_Material for the task_.

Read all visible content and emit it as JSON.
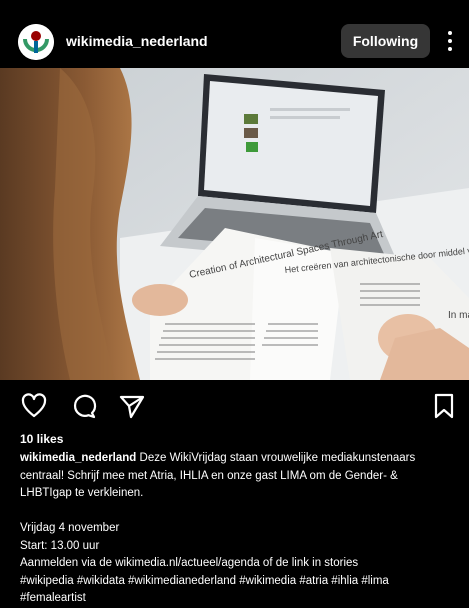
{
  "post": {
    "username": "wikimedia_nederland",
    "follow_label": "Following",
    "likes": "10 likes",
    "caption_user": "wikimedia_nederland",
    "caption_lines": [
      "Deze WikiVrijdag staan vrouwelijke mediakunstenaars",
      "centraal! Schrijf mee met Atria, IHLIA en onze gast LIMA om de Gender- &",
      "LHBTIgap te verkleinen.",
      "",
      "Vrijdag 4 november",
      "Start: 13.00 uur",
      "Aanmelden via de wikimedia.nl/actueel/agenda of de link in stories",
      "#wikipedia #wikidata #wikimedianederland #wikimedia #atria #ihlia #lima",
      "#femaleartist"
    ],
    "photo_texts": {
      "left_title": "Creation of Architectural Spaces Through Art",
      "right_title": "Het creëren van architectonische door middel van kunst",
      "far_right": "In ma"
    }
  },
  "icons": [
    "wikimedia-logo-icon",
    "more-options-icon",
    "heart-icon",
    "comment-icon",
    "share-icon",
    "bookmark-icon"
  ],
  "colors": {
    "background": "#000000",
    "button": "#363636",
    "text": "#ffffff"
  }
}
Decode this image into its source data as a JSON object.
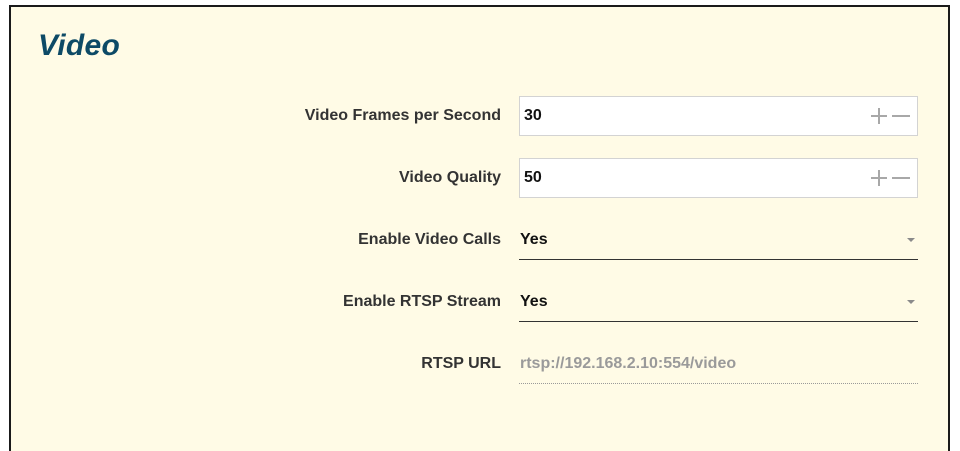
{
  "section": {
    "title": "Video"
  },
  "fields": {
    "fps": {
      "label": "Video Frames per Second",
      "value": "30"
    },
    "quality": {
      "label": "Video Quality",
      "value": "50"
    },
    "video_calls": {
      "label": "Enable Video Calls",
      "value": "Yes"
    },
    "rtsp_stream": {
      "label": "Enable RTSP Stream",
      "value": "Yes"
    },
    "rtsp_url": {
      "label": "RTSP URL",
      "value": "rtsp://192.168.2.10:554/video"
    }
  },
  "icons": {
    "increment": "plus-icon",
    "decrement": "minus-icon",
    "dropdown": "caret-down-icon"
  },
  "colors": {
    "panel_background": "#fffbe6",
    "title": "#0d4a66",
    "label": "#333333",
    "value": "#111111",
    "readonly_value": "#9a9a9a"
  }
}
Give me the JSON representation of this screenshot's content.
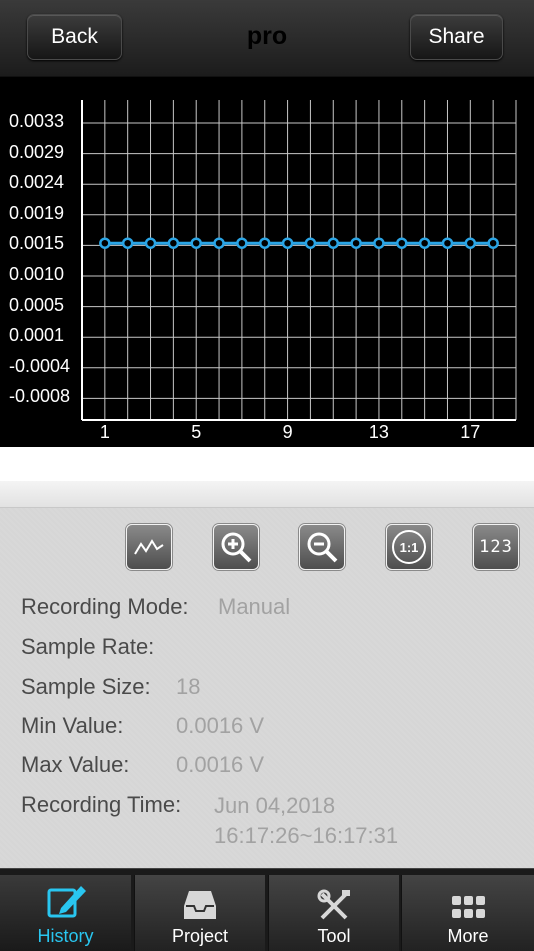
{
  "nav": {
    "back_label": "Back",
    "title": "pro",
    "share_label": "Share"
  },
  "chart_data": {
    "type": "line",
    "y_ticks": [
      "0.0033",
      "0.0029",
      "0.0024",
      "0.0019",
      "0.0015",
      "0.0010",
      "0.0005",
      "0.0001",
      "-0.0004",
      "-0.0008"
    ],
    "x_ticks": [
      "1",
      "5",
      "9",
      "13",
      "17"
    ],
    "x": [
      1,
      2,
      3,
      4,
      5,
      6,
      7,
      8,
      9,
      10,
      11,
      12,
      13,
      14,
      15,
      16,
      17,
      18
    ],
    "series": [
      {
        "values": [
          0.0016,
          0.0016,
          0.0016,
          0.0016,
          0.0016,
          0.0016,
          0.0016,
          0.0016,
          0.0016,
          0.0016,
          0.0016,
          0.0016,
          0.0016,
          0.0016,
          0.0016,
          0.0016,
          0.0016,
          0.0016
        ]
      }
    ],
    "ylim": [
      -0.0008,
      0.0033
    ],
    "grid": true,
    "line_color": "#2aa5e6"
  },
  "tools": [
    "line-chart-icon",
    "zoom-in-icon",
    "zoom-out-icon",
    "reset-zoom-icon",
    "numeric-view-icon"
  ],
  "tool_texts": {
    "reset": "1:1",
    "numeric": "123"
  },
  "info": {
    "recording_mode_label": "Recording Mode:",
    "recording_mode_value": "Manual",
    "sample_rate_label": "Sample Rate:",
    "sample_size_label": "Sample Size:",
    "sample_size_value": "18",
    "min_value_label": "Min Value:",
    "min_value_value": "0.0016 V",
    "max_value_label": "Max Value:",
    "max_value_value": "0.0016 V",
    "recording_time_label": "Recording Time:",
    "recording_time_date": "Jun 04,2018",
    "recording_time_range": "16:17:26~16:17:31"
  },
  "tabs": [
    {
      "label": "History",
      "icon": "edit-icon",
      "active": true
    },
    {
      "label": "Project",
      "icon": "inbox-icon",
      "active": false
    },
    {
      "label": "Tool",
      "icon": "tools-icon",
      "active": false
    },
    {
      "label": "More",
      "icon": "grid-icon",
      "active": false
    }
  ]
}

_What to do_. Give every record back exactly as it reads, with no images.

_Written response_.
Read all visible content and emit it as JSON.
{
  "post": {
    "username": "wikimedia_nederland",
    "follow_label": "Following",
    "likes": "10 likes",
    "caption_user": "wikimedia_nederland",
    "caption_lines": [
      "Deze WikiVrijdag staan vrouwelijke mediakunstenaars",
      "centraal! Schrijf mee met Atria, IHLIA en onze gast LIMA om de Gender- &",
      "LHBTIgap te verkleinen.",
      "",
      "Vrijdag 4 november",
      "Start: 13.00 uur",
      "Aanmelden via de wikimedia.nl/actueel/agenda of de link in stories",
      "#wikipedia #wikidata #wikimedianederland #wikimedia #atria #ihlia #lima",
      "#femaleartist"
    ],
    "photo_texts": {
      "left_title": "Creation of Architectural Spaces Through Art",
      "right_title": "Het creëren van architectonische door middel van kunst",
      "far_right": "In ma"
    }
  },
  "icons": [
    "wikimedia-logo-icon",
    "more-options-icon",
    "heart-icon",
    "comment-icon",
    "share-icon",
    "bookmark-icon"
  ],
  "colors": {
    "background": "#000000",
    "button": "#363636",
    "text": "#ffffff"
  }
}
Decode this image into its source data as a JSON object.
{
  "section": {
    "title": "Video"
  },
  "fields": {
    "fps": {
      "label": "Video Frames per Second",
      "value": "30"
    },
    "quality": {
      "label": "Video Quality",
      "value": "50"
    },
    "video_calls": {
      "label": "Enable Video Calls",
      "value": "Yes"
    },
    "rtsp_stream": {
      "label": "Enable RTSP Stream",
      "value": "Yes"
    },
    "rtsp_url": {
      "label": "RTSP URL",
      "value": "rtsp://192.168.2.10:554/video"
    }
  },
  "icons": {
    "increment": "plus-icon",
    "decrement": "minus-icon",
    "dropdown": "caret-down-icon"
  },
  "colors": {
    "panel_background": "#fffbe6",
    "title": "#0d4a66",
    "label": "#333333",
    "value": "#111111",
    "readonly_value": "#9a9a9a"
  }
}
Give me the JSON representation of this screenshot's content.
{
  "nav": {
    "back_label": "Back",
    "title": "pro",
    "share_label": "Share"
  },
  "chart_data": {
    "type": "line",
    "y_ticks": [
      "0.0033",
      "0.0029",
      "0.0024",
      "0.0019",
      "0.0015",
      "0.0010",
      "0.0005",
      "0.0001",
      "-0.0004",
      "-0.0008"
    ],
    "x_ticks": [
      "1",
      "5",
      "9",
      "13",
      "17"
    ],
    "x": [
      1,
      2,
      3,
      4,
      5,
      6,
      7,
      8,
      9,
      10,
      11,
      12,
      13,
      14,
      15,
      16,
      17,
      18
    ],
    "series": [
      {
        "values": [
          0.0016,
          0.0016,
          0.0016,
          0.0016,
          0.0016,
          0.0016,
          0.0016,
          0.0016,
          0.0016,
          0.0016,
          0.0016,
          0.0016,
          0.0016,
          0.0016,
          0.0016,
          0.0016,
          0.0016,
          0.0016
        ]
      }
    ],
    "ylim": [
      -0.0008,
      0.0033
    ],
    "grid": true,
    "line_color": "#2aa5e6"
  },
  "tools": [
    "line-chart-icon",
    "zoom-in-icon",
    "zoom-out-icon",
    "reset-zoom-icon",
    "numeric-view-icon"
  ],
  "tool_texts": {
    "reset": "1:1",
    "numeric": "123"
  },
  "info": {
    "recording_mode_label": "Recording Mode:",
    "recording_mode_value": "Manual",
    "sample_rate_label": "Sample Rate:",
    "sample_size_label": "Sample Size:",
    "sample_size_value": "18",
    "min_value_label": "Min Value:",
    "min_value_value": "0.0016 V",
    "max_value_label": "Max Value:",
    "max_value_value": "0.0016 V",
    "recording_time_label": "Recording Time:",
    "recording_time_date": "Jun 04,2018",
    "recording_time_range": "16:17:26~16:17:31"
  },
  "tabs": [
    {
      "label": "History",
      "icon": "edit-icon",
      "active": true
    },
    {
      "label": "Project",
      "icon": "inbox-icon",
      "active": false
    },
    {
      "label": "Tool",
      "icon": "tools-icon",
      "active": false
    },
    {
      "label": "More",
      "icon": "grid-icon",
      "active": false
    }
  ]
}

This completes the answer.